Work to complete:
Your task is to output the data exactly as it stands.

═════ Task material ═════

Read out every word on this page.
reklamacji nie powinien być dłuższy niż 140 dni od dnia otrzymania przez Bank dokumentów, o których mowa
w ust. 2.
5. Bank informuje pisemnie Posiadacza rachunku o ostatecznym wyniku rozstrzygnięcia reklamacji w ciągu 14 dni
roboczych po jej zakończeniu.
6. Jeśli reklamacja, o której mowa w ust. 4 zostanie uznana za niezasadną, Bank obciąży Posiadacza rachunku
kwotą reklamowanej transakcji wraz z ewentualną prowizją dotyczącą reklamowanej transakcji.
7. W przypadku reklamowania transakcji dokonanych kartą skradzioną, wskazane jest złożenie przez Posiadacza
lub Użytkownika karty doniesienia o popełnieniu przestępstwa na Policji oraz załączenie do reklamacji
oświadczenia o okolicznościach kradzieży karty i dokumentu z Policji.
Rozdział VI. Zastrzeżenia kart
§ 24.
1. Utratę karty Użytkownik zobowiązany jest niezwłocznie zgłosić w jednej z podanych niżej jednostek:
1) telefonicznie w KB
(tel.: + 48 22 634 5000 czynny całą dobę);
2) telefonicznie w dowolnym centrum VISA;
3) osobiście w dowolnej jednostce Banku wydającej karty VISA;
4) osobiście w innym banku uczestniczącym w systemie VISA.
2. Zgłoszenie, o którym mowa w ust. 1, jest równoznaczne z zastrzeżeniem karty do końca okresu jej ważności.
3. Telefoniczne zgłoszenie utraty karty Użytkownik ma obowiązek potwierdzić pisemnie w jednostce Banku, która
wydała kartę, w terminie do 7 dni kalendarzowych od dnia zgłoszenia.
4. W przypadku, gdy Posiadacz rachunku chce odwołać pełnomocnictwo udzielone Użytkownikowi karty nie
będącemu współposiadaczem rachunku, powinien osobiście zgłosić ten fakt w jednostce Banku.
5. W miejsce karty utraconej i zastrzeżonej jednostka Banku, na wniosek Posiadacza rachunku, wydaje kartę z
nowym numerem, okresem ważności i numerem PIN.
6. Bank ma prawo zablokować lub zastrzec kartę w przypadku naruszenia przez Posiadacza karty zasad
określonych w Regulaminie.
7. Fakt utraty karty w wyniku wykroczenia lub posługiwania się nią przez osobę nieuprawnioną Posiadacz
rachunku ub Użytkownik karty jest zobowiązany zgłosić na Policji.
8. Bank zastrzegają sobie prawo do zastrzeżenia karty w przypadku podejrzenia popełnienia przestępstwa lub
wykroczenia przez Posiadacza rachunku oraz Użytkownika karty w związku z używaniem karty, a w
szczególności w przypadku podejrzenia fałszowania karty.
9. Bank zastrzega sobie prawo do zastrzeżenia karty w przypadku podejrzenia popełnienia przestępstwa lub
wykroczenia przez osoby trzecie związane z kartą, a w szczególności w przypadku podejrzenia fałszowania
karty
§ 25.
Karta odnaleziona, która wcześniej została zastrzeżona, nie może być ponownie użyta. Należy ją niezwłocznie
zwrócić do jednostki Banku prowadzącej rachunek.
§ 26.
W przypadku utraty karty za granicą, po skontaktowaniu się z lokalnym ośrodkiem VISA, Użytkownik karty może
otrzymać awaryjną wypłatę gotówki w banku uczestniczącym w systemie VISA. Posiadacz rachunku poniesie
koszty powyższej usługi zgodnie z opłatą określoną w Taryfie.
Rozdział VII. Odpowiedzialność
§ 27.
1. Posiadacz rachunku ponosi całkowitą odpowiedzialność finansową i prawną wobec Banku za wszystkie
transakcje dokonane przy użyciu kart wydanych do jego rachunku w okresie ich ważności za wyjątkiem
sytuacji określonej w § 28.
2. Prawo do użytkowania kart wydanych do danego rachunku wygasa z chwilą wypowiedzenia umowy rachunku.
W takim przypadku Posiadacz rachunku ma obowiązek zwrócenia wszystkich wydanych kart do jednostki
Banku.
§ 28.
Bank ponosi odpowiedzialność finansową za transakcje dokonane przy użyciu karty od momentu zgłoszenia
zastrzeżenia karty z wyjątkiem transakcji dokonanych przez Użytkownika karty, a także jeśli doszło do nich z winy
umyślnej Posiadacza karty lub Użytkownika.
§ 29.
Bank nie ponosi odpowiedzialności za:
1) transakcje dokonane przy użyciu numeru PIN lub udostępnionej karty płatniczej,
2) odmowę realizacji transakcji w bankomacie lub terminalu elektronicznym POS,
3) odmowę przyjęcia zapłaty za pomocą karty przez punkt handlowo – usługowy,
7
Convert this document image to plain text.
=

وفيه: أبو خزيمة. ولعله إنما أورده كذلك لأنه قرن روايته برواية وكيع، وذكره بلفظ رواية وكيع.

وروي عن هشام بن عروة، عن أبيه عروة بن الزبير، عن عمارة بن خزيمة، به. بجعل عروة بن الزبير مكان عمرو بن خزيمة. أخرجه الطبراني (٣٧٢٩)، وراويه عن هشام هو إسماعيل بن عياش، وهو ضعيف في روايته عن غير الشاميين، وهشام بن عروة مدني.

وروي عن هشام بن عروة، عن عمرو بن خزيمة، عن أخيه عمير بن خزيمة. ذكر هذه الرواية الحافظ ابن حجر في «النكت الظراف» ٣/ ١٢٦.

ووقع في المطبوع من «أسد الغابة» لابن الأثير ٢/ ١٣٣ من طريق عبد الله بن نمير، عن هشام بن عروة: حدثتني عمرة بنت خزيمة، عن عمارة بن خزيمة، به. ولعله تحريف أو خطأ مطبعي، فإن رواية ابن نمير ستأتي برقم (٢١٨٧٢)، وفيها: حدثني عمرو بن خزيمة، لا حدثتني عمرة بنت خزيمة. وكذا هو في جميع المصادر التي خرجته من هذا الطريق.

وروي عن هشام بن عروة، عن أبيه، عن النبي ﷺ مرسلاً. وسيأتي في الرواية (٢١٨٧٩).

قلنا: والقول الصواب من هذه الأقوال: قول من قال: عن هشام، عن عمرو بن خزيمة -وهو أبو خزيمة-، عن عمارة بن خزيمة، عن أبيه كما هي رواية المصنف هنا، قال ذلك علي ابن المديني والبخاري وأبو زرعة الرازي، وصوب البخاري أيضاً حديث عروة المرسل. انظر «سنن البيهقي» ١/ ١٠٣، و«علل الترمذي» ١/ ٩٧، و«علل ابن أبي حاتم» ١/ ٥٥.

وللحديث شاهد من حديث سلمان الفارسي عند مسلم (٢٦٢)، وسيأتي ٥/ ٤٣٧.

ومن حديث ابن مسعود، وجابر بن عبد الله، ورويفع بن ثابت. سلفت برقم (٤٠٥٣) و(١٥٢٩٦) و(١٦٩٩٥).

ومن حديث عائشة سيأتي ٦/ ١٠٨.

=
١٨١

═════

Exercise result:
Read out every word on this page.
reklamacji nie powinien być dłuższy niż 140 dni od dnia otrzymania przez Bank dokumentów, o których mowa
w ust. 2.
5. Bank informuje pisemnie Posiadacza rachunku o ostatecznym wyniku rozstrzygnięcia reklamacji w ciągu 14 dni
roboczych po jej zakończeniu.
6. Jeśli reklamacja, o której mowa w ust. 4 zostanie uznana za niezasadną, Bank obciąży Posiadacza rachunku
kwotą reklamowanej transakcji wraz z ewentualną prowizją dotyczącą reklamowanej transakcji.
7. W przypadku reklamowania transakcji dokonanych kartą skradzioną, wskazane jest złożenie przez Posiadacza
lub Użytkownika karty doniesienia o popełnieniu przestępstwa na Policji oraz załączenie do reklamacji
oświadczenia o okolicznościach kradzieży karty i dokumentu z Policji.
Rozdział VI. Zastrzeżenia kart
§ 24.
1. Utratę karty Użytkownik zobowiązany jest niezwłocznie zgłosić w jednej z podanych niżej jednostek:
1) telefonicznie w KB
(tel.: + 48 22 634 5000 czynny całą dobę);
2) telefonicznie w dowolnym centrum VISA;
3) osobiście w dowolnej jednostce Banku wydającej karty VISA;
4) osobiście w innym banku uczestniczącym w systemie VISA.
2. Zgłoszenie, o którym mowa w ust. 1, jest równoznaczne z zastrzeżeniem karty do końca okresu jej ważności.
3. Telefoniczne zgłoszenie utraty karty Użytkownik ma obowiązek potwierdzić pisemnie w jednostce Banku, która
wydała kartę, w terminie do 7 dni kalendarzowych od dnia zgłoszenia.
4. W przypadku, gdy Posiadacz rachunku chce odwołać pełnomocnictwo udzielone Użytkownikowi karty nie
będącemu współposiadaczem rachunku, powinien osobiście zgłosić ten fakt w jednostce Banku.
5. W miejsce karty utraconej i zastrzeżonej jednostka Banku, na wniosek Posiadacza rachunku, wydaje kartę z
nowym numerem, okresem ważności i numerem PIN.
6. Bank ma prawo zablokować lub zastrzec kartę w przypadku naruszenia przez Posiadacza karty zasad
określonych w Regulaminie.
7. Fakt utraty karty w wyniku wykroczenia lub posługiwania się nią przez osobę nieuprawnioną Posiadacz
rachunku ub Użytkownik karty jest zobowiązany zgłosić na Policji.
8. Bank zastrzegają sobie prawo do zastrzeżenia karty w przypadku podejrzenia popełnienia przestępstwa lub
wykroczenia przez Posiadacza rachunku oraz Użytkownika karty w związku z używaniem karty, a w
szczególności w przypadku podejrzenia fałszowania karty.
9. Bank zastrzega sobie prawo do zastrzeżenia karty w przypadku podejrzenia popełnienia przestępstwa lub
wykroczenia przez osoby trzecie związane z kartą, a w szczególności w przypadku podejrzenia fałszowania
karty
§ 25.
Karta odnaleziona, która wcześniej została zastrzeżona, nie może być ponownie użyta. Należy ją niezwłocznie
zwrócić do jednostki Banku prowadzącej rachunek.
§ 26.
W przypadku utraty karty za granicą, po skontaktowaniu się z lokalnym ośrodkiem VISA, Użytkownik karty może
otrzymać awaryjną wypłatę gotówki w banku uczestniczącym w systemie VISA. Posiadacz rachunku poniesie
koszty powyższej usługi zgodnie z opłatą określoną w Taryfie.
Rozdział VII. Odpowiedzialność
§ 27.
1. Posiadacz rachunku ponosi całkowitą odpowiedzialność finansową i prawną wobec Banku za wszystkie
transakcje dokonane przy użyciu kart wydanych do jego rachunku w okresie ich ważności za wyjątkiem
sytuacji określonej w § 28.
2. Prawo do użytkowania kart wydanych do danego rachunku wygasa z chwilą wypowiedzenia umowy rachunku.
W takim przypadku Posiadacz rachunku ma obowiązek zwrócenia wszystkich wydanych kart do jednostki
Banku.
§ 28.
Bank ponosi odpowiedzialność finansową za transakcje dokonane przy użyciu karty od momentu zgłoszenia
zastrzeżenia karty z wyjątkiem transakcji dokonanych przez Użytkownika karty, a także jeśli doszło do nich z winy
umyślnej Posiadacza karty lub Użytkownika.
§ 29.
Bank nie ponosi odpowiedzialności za:
1) transakcje dokonane przy użyciu numeru PIN lub udostępnionej karty płatniczej,
2) odmowę realizacji transakcji w bankomacie lub terminalu elektronicznym POS,
3) odmowę przyjęcia zapłaty za pomocą karty przez punkt handlowo – usługowy,
7
Convert this document image to plain text.
=

وفيه: أبو خزيمة. ولعله إنما أورده كذلك لأنه قرن روايته برواية وكيع، وذكره بلفظ رواية وكيع.

وروي عن هشام بن عروة، عن أبيه عروة بن الزبير، عن عمارة بن خزيمة، به. بجعل عروة بن الزبير مكان عمرو بن خزيمة. أخرجه الطبراني (٣٧٢٩)، وراويه عن هشام هو إسماعيل بن عياش، وهو ضعيف في روايته عن غير الشاميين، وهشام بن عروة مدني.

وروي عن هشام بن عروة، عن عمرو بن خزيمة، عن أخيه عمير بن خزيمة. ذكر هذه الرواية الحافظ ابن حجر في «النكت الظراف» ٣/ ١٢٦.

ووقع في المطبوع من «أسد الغابة» لابن الأثير ٢/ ١٣٣ من طريق عبد الله بن نمير، عن هشام بن عروة: حدثتني عمرة بنت خزيمة، عن عمارة بن خزيمة، به. ولعله تحريف أو خطأ مطبعي، فإن رواية ابن نمير ستأتي برقم (٢١٨٧٢)، وفيها: حدثني عمرو بن خزيمة، لا حدثتني عمرة بنت خزيمة. وكذا هو في جميع المصادر التي خرجته من هذا الطريق.

وروي عن هشام بن عروة، عن أبيه، عن النبي ﷺ مرسلاً. وسيأتي في الرواية (٢١٨٧٩).

قلنا: والقول الصواب من هذه الأقوال: قول من قال: عن هشام، عن عمرو بن خزيمة -وهو أبو خزيمة-، عن عمارة بن خزيمة، عن أبيه كما هي رواية المصنف هنا، قال ذلك علي ابن المديني والبخاري وأبو زرعة الرازي، وصوب البخاري أيضاً حديث عروة المرسل. انظر «سنن البيهقي» ١/ ١٠٣، و«علل الترمذي» ١/ ٩٧، و«علل ابن أبي حاتم» ١/ ٥٥.

وللحديث شاهد من حديث سلمان الفارسي عند مسلم (٢٦٢)، وسيأتي ٥/ ٤٣٧.

ومن حديث ابن مسعود، وجابر بن عبد الله، ورويفع بن ثابت. سلفت برقم (٤٠٥٣) و(١٥٢٩٦) و(١٦٩٩٥).

ومن حديث عائشة سيأتي ٦/ ١٠٨.

=
١٨١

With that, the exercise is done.